## Questões a resolver
[1] Responda às perguntas seguintes com base no excerto sobre tratados internacionais:
(a) Que expressão latina acompanha a regra de que o tratado não pode aplicar-se a Estados que dele não fazem parte?
(b) Qual é a última fase enumerada para a conclusão de um tratado internacional?
(c) A que poder cabe a competência exclusiva da fase de negociação?
[2] Cite o excerto sobre tratados internacionais entre "É a primeira" e "propostas de redacção.", inclusive.

## Excerto selecionado

----

Como regra geral, o tratado não pode aplicar-se a Estados que dele não fazem parte: ‘pacta tertiis nec nocent nec prosunt’. Os juristas usualmente identificam as seguintes fases para a conclusão de um tratado internacional:

•        Negociação.

•        Assinatura.

•        Procedimento interno, se cabível.

•        Ratificação.

•        Promulgação.

•        Publicação.

•        Registro.



Negociação

É a primeira fase do processo de conclusão de um tratado, da competência exclusiva do Poder Executivo. Ao término desta fase, existe um texto escrito que é consensual e que pode ser rubricado pelos negociadores. A rubrica não é assinatura, mas apenas autentica o texto negociado. Nesta fase inicial, as Partes procuram elaborar o texto convencional, por meio de propostas de redacção.

----

## Dados fornecidos
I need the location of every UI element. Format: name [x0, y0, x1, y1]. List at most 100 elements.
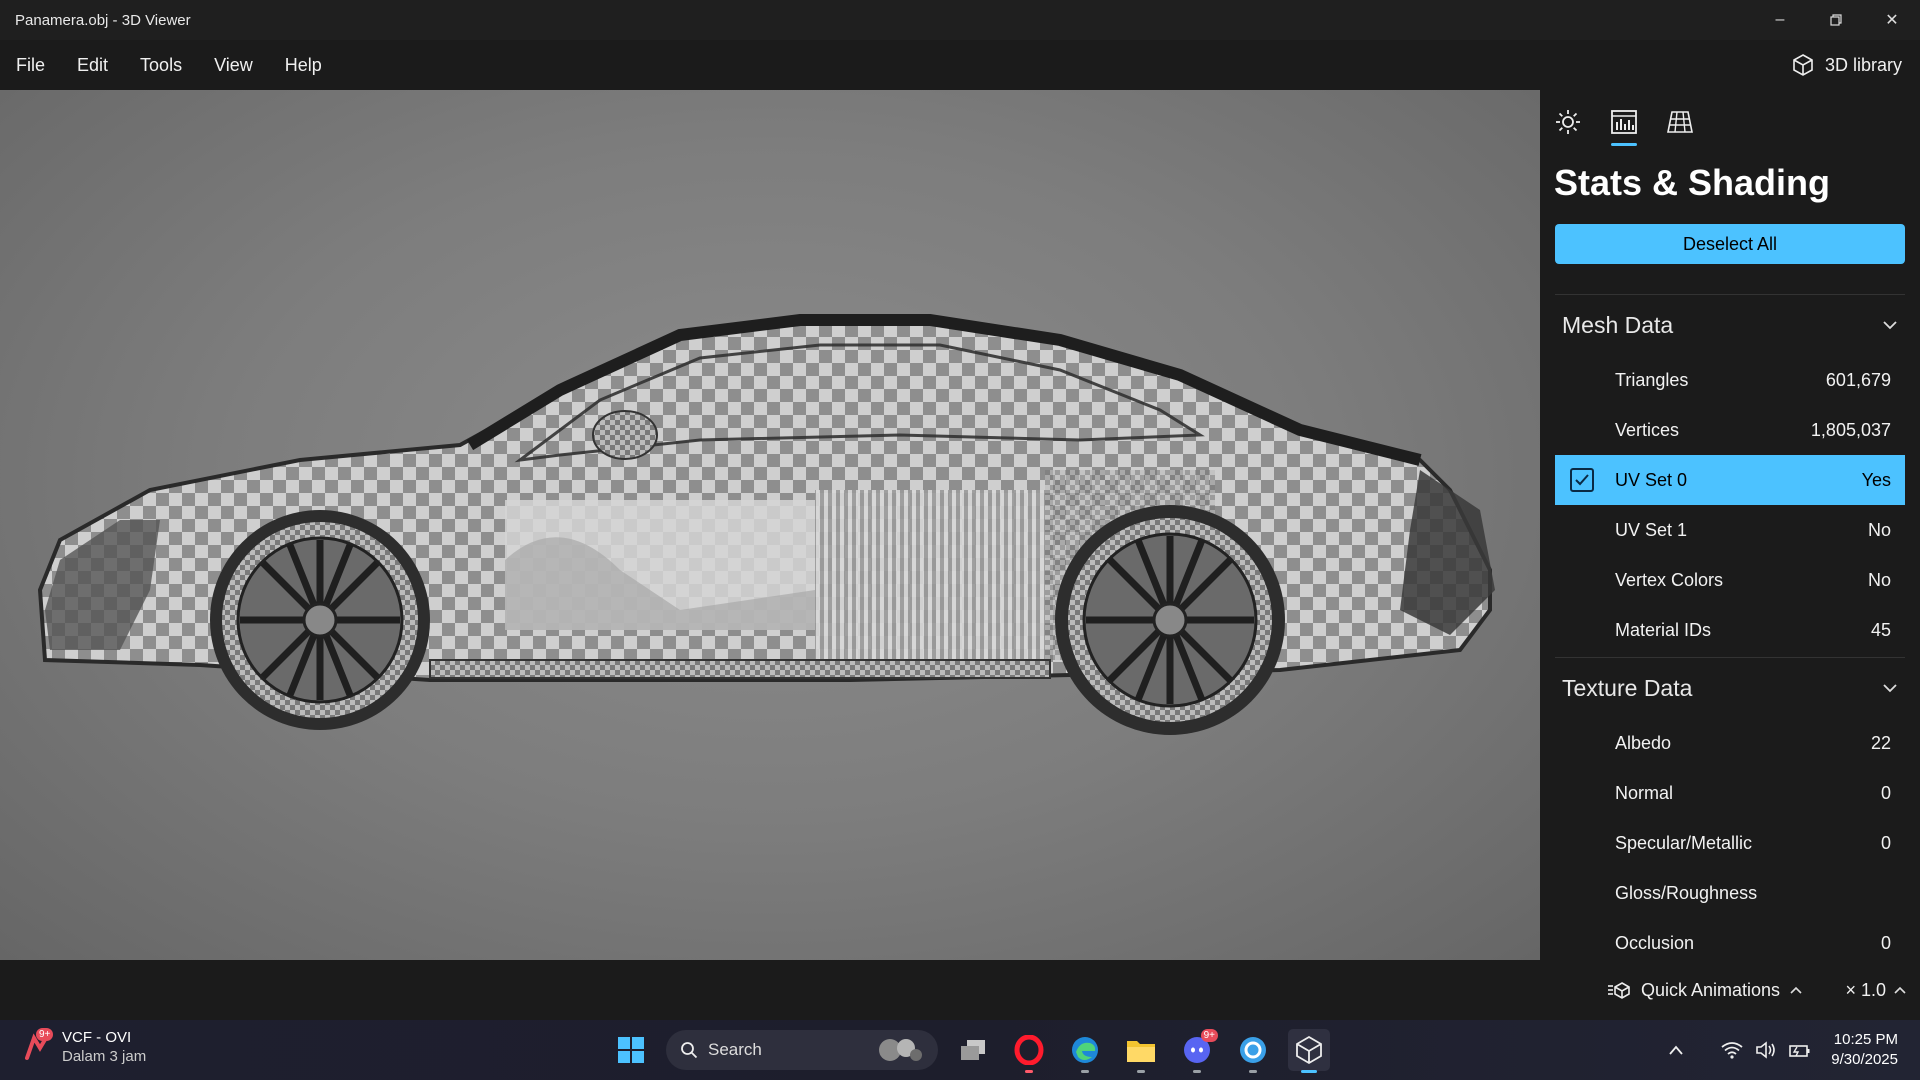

----

## Resoluções completas
[1]
(a) ‘pacta tertiis nec nocent nec prosunt’
(b) Registro
(c) Ao Poder Executivo

[2]
É a primeira fase do processo de conclusão de um tratado, da competência exclusiva do Poder Executivo. Ao término desta fase, existe um texto escrito que é consensual e que pode ser rubricado pelos negociadores. A rubrica não é assinatura, mas apenas autentica o texto negociado. Nesta fase inicial, as Partes procuram elaborar o texto convencional, por meio de propostas de redacção.